— START OF Rows —

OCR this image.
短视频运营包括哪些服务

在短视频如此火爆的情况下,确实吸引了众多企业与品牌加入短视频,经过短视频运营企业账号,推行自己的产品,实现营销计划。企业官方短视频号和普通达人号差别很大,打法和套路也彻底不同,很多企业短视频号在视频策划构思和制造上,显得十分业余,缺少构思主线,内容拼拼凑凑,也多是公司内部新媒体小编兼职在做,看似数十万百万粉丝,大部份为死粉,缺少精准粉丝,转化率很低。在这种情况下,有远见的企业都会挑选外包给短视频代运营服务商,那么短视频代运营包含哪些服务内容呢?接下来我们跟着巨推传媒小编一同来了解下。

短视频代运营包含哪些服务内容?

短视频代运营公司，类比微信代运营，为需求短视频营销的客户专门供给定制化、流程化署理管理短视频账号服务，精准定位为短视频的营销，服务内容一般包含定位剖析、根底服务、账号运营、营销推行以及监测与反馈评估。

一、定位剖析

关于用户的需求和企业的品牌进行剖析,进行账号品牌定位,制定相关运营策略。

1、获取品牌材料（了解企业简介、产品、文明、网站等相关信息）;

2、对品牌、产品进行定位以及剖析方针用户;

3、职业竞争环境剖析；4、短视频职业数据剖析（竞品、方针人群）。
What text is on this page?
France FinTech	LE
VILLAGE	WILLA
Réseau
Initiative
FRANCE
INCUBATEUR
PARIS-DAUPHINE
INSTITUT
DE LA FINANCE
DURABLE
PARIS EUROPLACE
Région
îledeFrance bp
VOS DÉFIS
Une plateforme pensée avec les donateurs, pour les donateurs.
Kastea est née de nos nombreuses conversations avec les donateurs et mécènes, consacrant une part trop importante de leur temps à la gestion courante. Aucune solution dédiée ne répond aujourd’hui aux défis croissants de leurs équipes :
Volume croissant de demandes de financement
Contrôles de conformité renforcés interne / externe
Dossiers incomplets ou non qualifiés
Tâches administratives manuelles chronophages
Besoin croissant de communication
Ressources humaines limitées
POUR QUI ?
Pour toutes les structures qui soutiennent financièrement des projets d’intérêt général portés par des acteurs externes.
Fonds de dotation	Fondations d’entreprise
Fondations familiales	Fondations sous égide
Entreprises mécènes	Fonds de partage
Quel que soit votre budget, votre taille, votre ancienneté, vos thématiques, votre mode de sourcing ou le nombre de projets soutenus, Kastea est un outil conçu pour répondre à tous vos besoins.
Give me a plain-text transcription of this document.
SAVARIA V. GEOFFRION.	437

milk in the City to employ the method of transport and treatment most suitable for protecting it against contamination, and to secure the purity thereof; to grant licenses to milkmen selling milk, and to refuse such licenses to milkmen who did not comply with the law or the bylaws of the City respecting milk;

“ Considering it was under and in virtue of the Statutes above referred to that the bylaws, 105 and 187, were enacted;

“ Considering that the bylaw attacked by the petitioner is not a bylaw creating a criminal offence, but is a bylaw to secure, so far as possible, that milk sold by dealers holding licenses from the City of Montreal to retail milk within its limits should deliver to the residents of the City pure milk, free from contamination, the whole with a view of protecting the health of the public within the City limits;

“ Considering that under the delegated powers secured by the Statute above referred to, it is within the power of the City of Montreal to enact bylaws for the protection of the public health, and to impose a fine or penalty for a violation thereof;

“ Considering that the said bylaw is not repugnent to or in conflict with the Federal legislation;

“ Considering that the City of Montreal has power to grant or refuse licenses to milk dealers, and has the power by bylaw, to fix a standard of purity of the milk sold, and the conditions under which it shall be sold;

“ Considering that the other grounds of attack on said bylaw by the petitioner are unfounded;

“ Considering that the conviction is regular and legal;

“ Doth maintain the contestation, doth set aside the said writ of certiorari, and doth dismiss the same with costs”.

— END OF Rows —

_Required task_
Write down the full listing again, exactly.

_Reply_
OCR this image.
短视频运营包括哪些服务

在短视频如此火爆的情况下,确实吸引了众多企业与品牌加入短视频,经过短视频运营企业账号,推行自己的产品,实现营销计划。企业官方短视频号和普通达人号差别很大,打法和套路也彻底不同,很多企业短视频号在视频策划构思和制造上,显得十分业余,缺少构思主线,内容拼拼凑凑,也多是公司内部新媒体小编兼职在做,看似数十万百万粉丝,大部份为死粉,缺少精准粉丝,转化率很低。在这种情况下,有远见的企业都会挑选外包给短视频代运营服务商,那么短视频代运营包含哪些服务内容呢?接下来我们跟着巨推传媒小编一同来了解下。

短视频代运营包含哪些服务内容?

短视频代运营公司，类比微信代运营，为需求短视频营销的客户专门供给定制化、流程化署理管理短视频账号服务，精准定位为短视频的营销，服务内容一般包含定位剖析、根底服务、账号运营、营销推行以及监测与反馈评估。

一、定位剖析

关于用户的需求和企业的品牌进行剖析,进行账号品牌定位,制定相关运营策略。

1、获取品牌材料（了解企业简介、产品、文明、网站等相关信息）;

2、对品牌、产品进行定位以及剖析方针用户;

3、职业竞争环境剖析；4、短视频职业数据剖析（竞品、方针人群）。
What text is on this page?
France FinTech	LE
VILLAGE	WILLA
Réseau
Initiative
FRANCE
INCUBATEUR
PARIS-DAUPHINE
INSTITUT
DE LA FINANCE
DURABLE
PARIS EUROPLACE
Région
îledeFrance bp
VOS DÉFIS
Une plateforme pensée avec les donateurs, pour les donateurs.
Kastea est née de nos nombreuses conversations avec les donateurs et mécènes, consacrant une part trop importante de leur temps à la gestion courante. Aucune solution dédiée ne répond aujourd’hui aux défis croissants de leurs équipes :
Volume croissant de demandes de financement
Contrôles de conformité renforcés interne / externe
Dossiers incomplets ou non qualifiés
Tâches administratives manuelles chronophages
Besoin croissant de communication
Ressources humaines limitées
POUR QUI ?
Pour toutes les structures qui soutiennent financièrement des projets d’intérêt général portés par des acteurs externes.
Fonds de dotation	Fondations d’entreprise
Fondations familiales	Fondations sous égide
Entreprises mécènes	Fonds de partage
Quel que soit votre budget, votre taille, votre ancienneté, vos thématiques, votre mode de sourcing ou le nombre de projets soutenus, Kastea est un outil conçu pour répondre à tous vos besoins.
Give me a plain-text transcription of this document.
SAVARIA V. GEOFFRION.	437

milk in the City to employ the method of transport and treatment most suitable for protecting it against contamination, and to secure the purity thereof; to grant licenses to milkmen selling milk, and to refuse such licenses to milkmen who did not comply with the law or the bylaws of the City respecting milk;

“ Considering it was under and in virtue of the Statutes above referred to that the bylaws, 105 and 187, were enacted;

“ Considering that the bylaw attacked by the petitioner is not a bylaw creating a criminal offence, but is a bylaw to secure, so far as possible, that milk sold by dealers holding licenses from the City of Montreal to retail milk within its limits should deliver to the residents of the City pure milk, free from contamination, the whole with a view of protecting the health of the public within the City limits;

“ Considering that under the delegated powers secured by the Statute above referred to, it is within the power of the City of Montreal to enact bylaws for the protection of the public health, and to impose a fine or penalty for a violation thereof;

“ Considering that the said bylaw is not repugnent to or in conflict with the Federal legislation;

“ Considering that the City of Montreal has power to grant or refuse licenses to milk dealers, and has the power by bylaw, to fix a standard of purity of the milk sold, and the conditions under which it shall be sold;

“ Considering that the other grounds of attack on said bylaw by the petitioner are unfounded;

“ Considering that the conviction is regular and legal;

“ Doth maintain the contestation, doth set aside the said writ of certiorari, and doth dismiss the same with costs”.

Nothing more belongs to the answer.